- [Job] Copy out, from the entries below, each line holding the string "общей".
=== Extracted information ===
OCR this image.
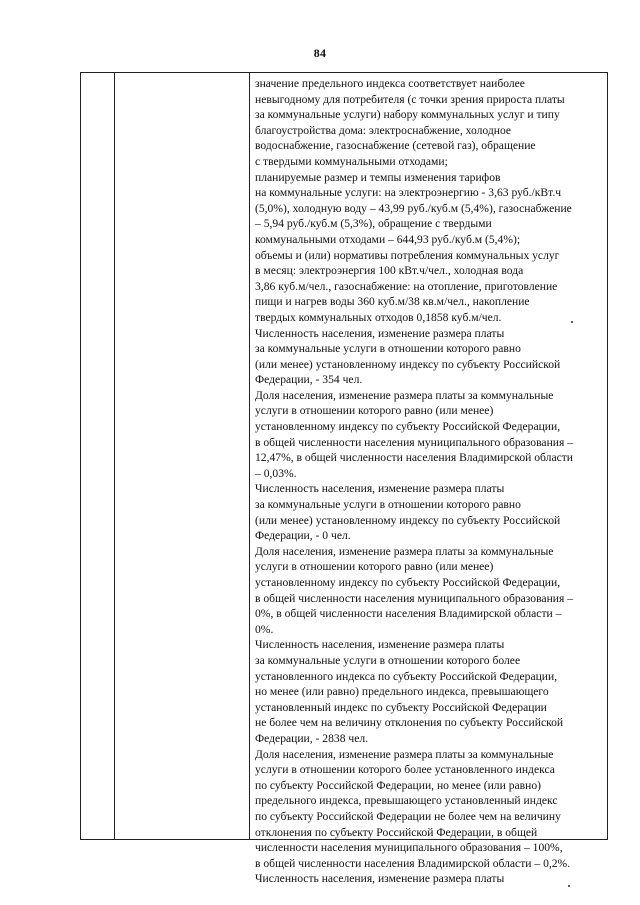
84
значение предельного индекса соответствует наиболее
невыгодному для потребителя (с точки зрения прироста платы
за коммунальные услуги) набору коммунальных услуг и типу
благоустройства дома: электроснабжение, холодное
водоснабжение, газоснабжение (сетевой газ), обращение
с твердыми коммунальными отходами;
планируемые размер и темпы изменения тарифов
на коммунальные услуги: на электроэнергию - 3,63 руб./кВт.ч
(5,0%), холодную воду – 43,99 руб./куб.м (5,4%), газоснабжение
– 5,94 руб./куб.м (5,3%), обращение с твердыми
коммунальными отходами – 644,93 руб./куб.м (5,4%);
объемы и (или) нормативы потребления коммунальных услуг
в месяц: электроэнергия 100 кВт.ч/чел., холодная вода
3,86 куб.м/чел., газоснабжение: на отопление, приготовление
пищи и нагрев воды 360 куб.м/38 кв.м/чел., накопление
твердых коммунальных отходов 0,1858 куб.м/чел.
Численность населения, изменение размера платы
за коммунальные услуги в отношении которого равно
(или менее) установленному индексу по субъекту Российской
Федерации, - 354 чел.
Доля населения, изменение размера платы за коммунальные
услуги в отношении которого равно (или менее)
установленному индексу по субъекту Российской Федерации,
в общей численности населения муниципального образования –
12,47%, в общей численности населения Владимирской области
– 0,03%.
Численность населения, изменение размера платы
за коммунальные услуги в отношении которого равно
(или менее) установленному индексу по субъекту Российской
Федерации, - 0 чел.
Доля населения, изменение размера платы за коммунальные
услуги в отношении которого равно (или менее)
установленному индексу по субъекту Российской Федерации,
в общей численности населения муниципального образования –
0%, в общей численности населения Владимирской области –
0%.
Численность населения, изменение размера платы
за коммунальные услуги в отношении которого более
установленного индекса по субъекту Российской Федерации,
но менее (или равно) предельного индекса, превышающего
установленный индекс по субъекту Российской Федерации
не более чем на величину отклонения по субъекту Российской
Федерации, - 2838 чел.
Доля населения, изменение размера платы за коммунальные
услуги в отношении которого более установленного индекса
по субъекту Российской Федерации, но менее (или равно)
предельного индекса, превышающего установленный индекс
по субъекту Российской Федерации не более чем на величину
отклонения по субъекту Российской Федерации, в общей
численности населения муниципального образования – 100%,
в общей численности населения Владимирской области – 0,2%.
Численность населения, изменение размера платы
===
- [Response to this task]
в общей численности населения муниципального образования –
12,47%, в общей численности населения Владимирской области
в общей численности населения муниципального образования –
0%, в общей численности населения Владимирской области –
отклонения по субъекту Российской Федерации, в общей
в общей численности населения Владимирской области – 0,2%.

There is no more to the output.